▶ _Dataset rows_
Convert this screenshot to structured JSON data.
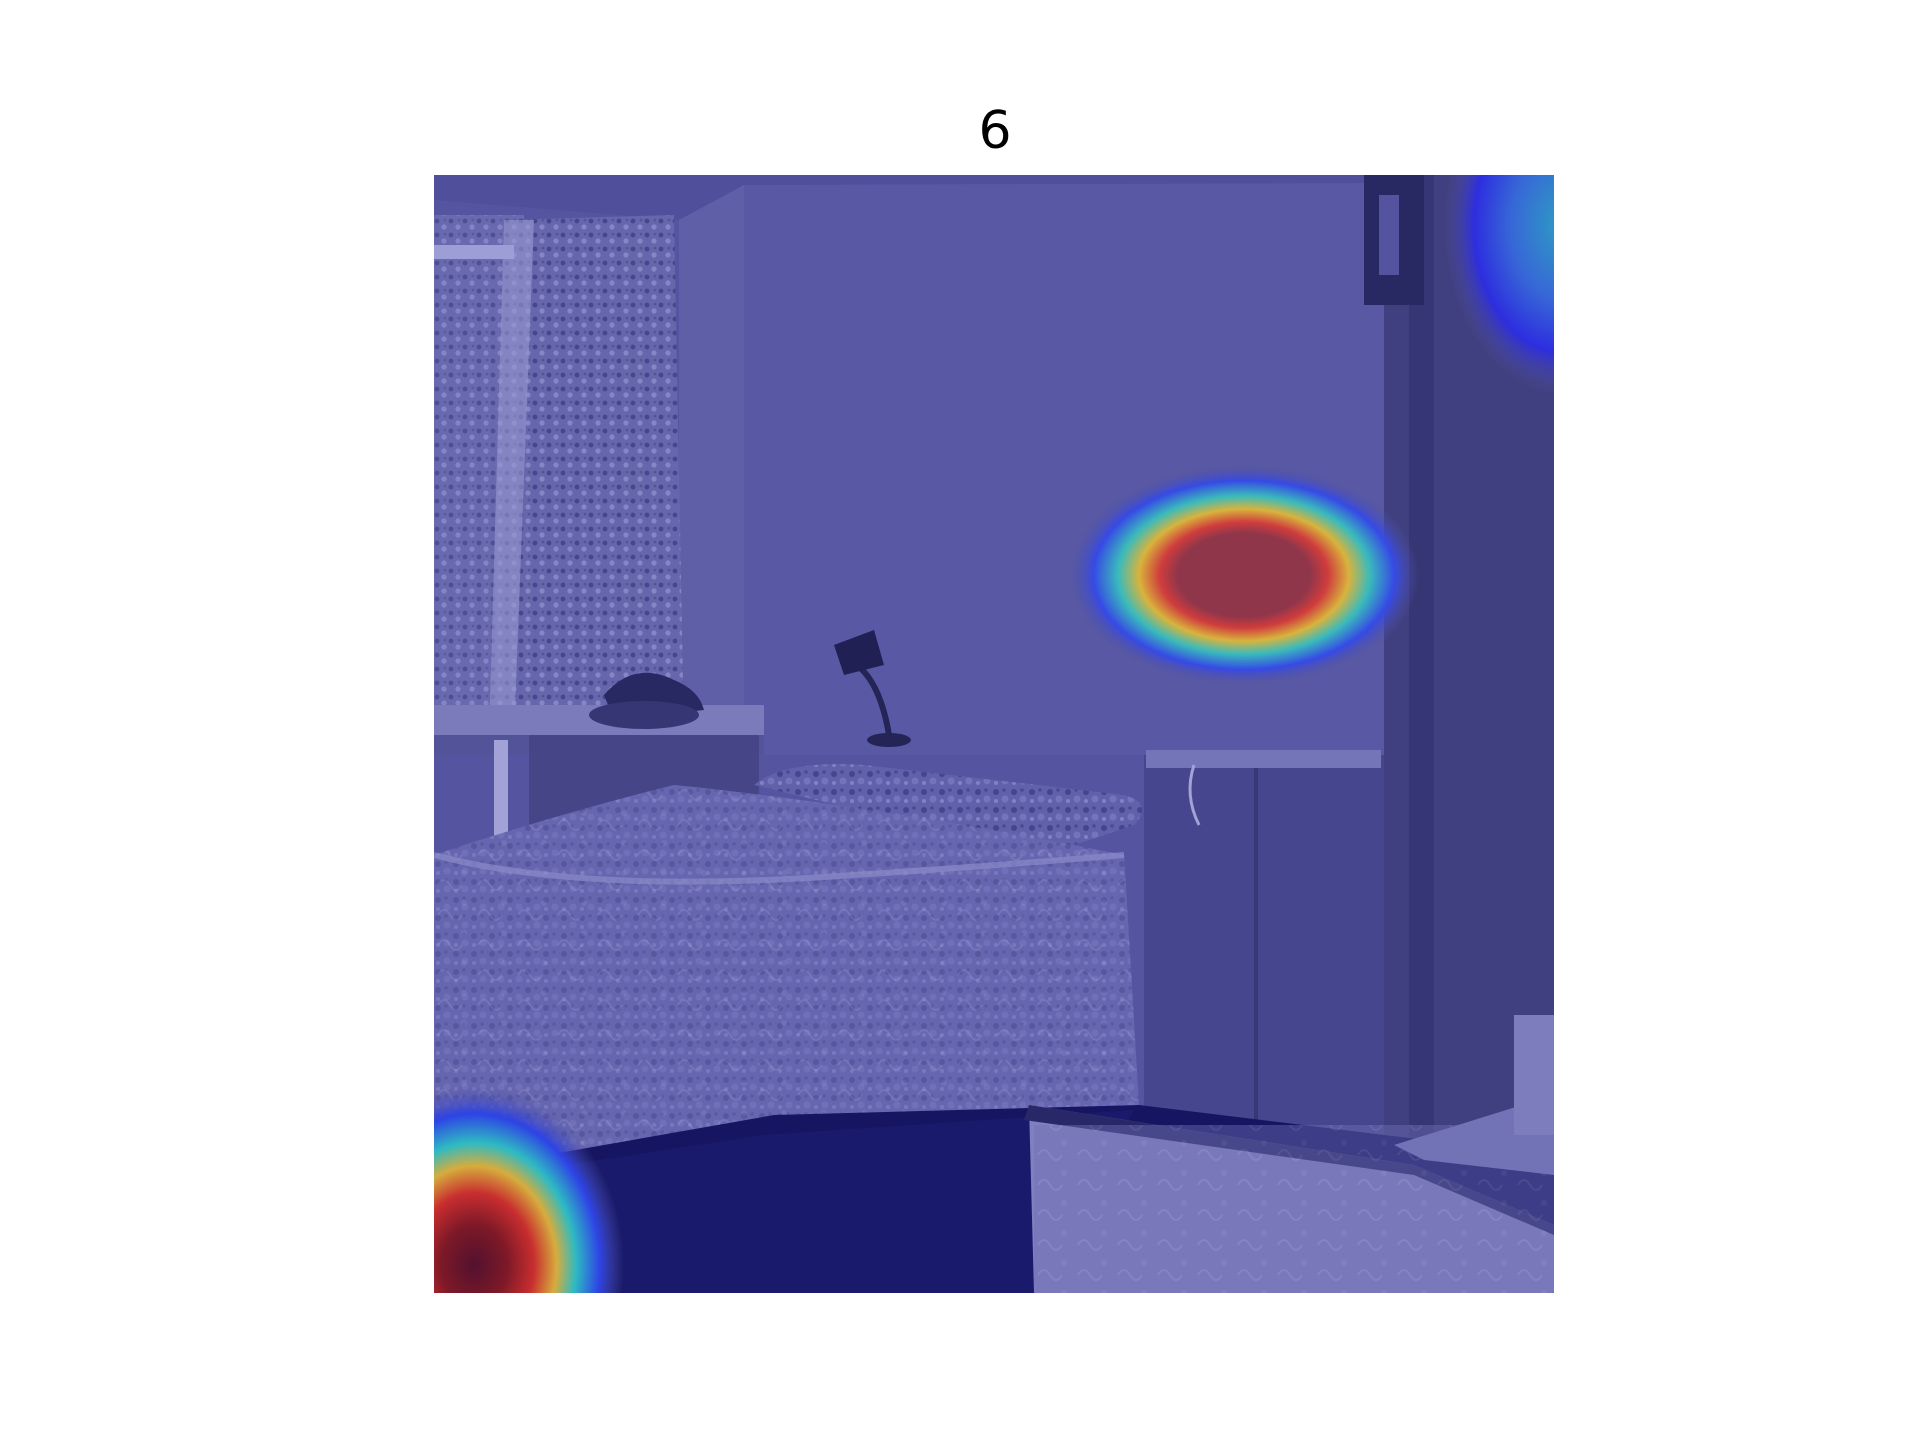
{
  "figure": {
    "title": "6"
  },
  "overlay": {
    "colormap": [
      "#00007f",
      "#0000ff",
      "#00ffff",
      "#ffff00",
      "#ff0000",
      "#7f0000"
    ],
    "base_tint": "#5a5aa0",
    "hotspots": [
      {
        "name": "wall-hotspot",
        "peak": "red"
      },
      {
        "name": "floor-corner-hotspot",
        "peak": "dark-red"
      },
      {
        "name": "top-right-edge-hotspot",
        "peak": "cyan"
      }
    ]
  }
}
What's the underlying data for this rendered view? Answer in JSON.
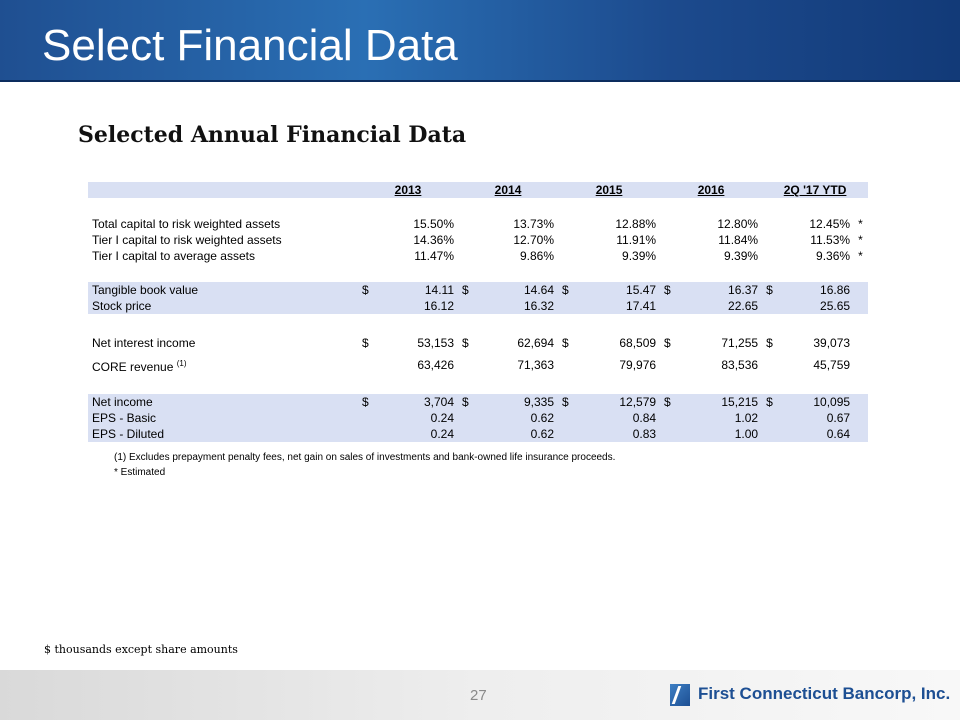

▶ _Aim_
The data should be printed again unchanged; leave its pictures out.

▶ _Output of the task_
Convert this screenshot to structured JSON data.
{
  "figure": {
    "title": "6"
  },
  "overlay": {
    "colormap": [
      "#00007f",
      "#0000ff",
      "#00ffff",
      "#ffff00",
      "#ff0000",
      "#7f0000"
    ],
    "base_tint": "#5a5aa0",
    "hotspots": [
      {
        "name": "wall-hotspot",
        "peak": "red"
      },
      {
        "name": "floor-corner-hotspot",
        "peak": "dark-red"
      },
      {
        "name": "top-right-edge-hotspot",
        "peak": "cyan"
      }
    ]
  }
}
What's the underlying data for this rendered view? Answer in JSON.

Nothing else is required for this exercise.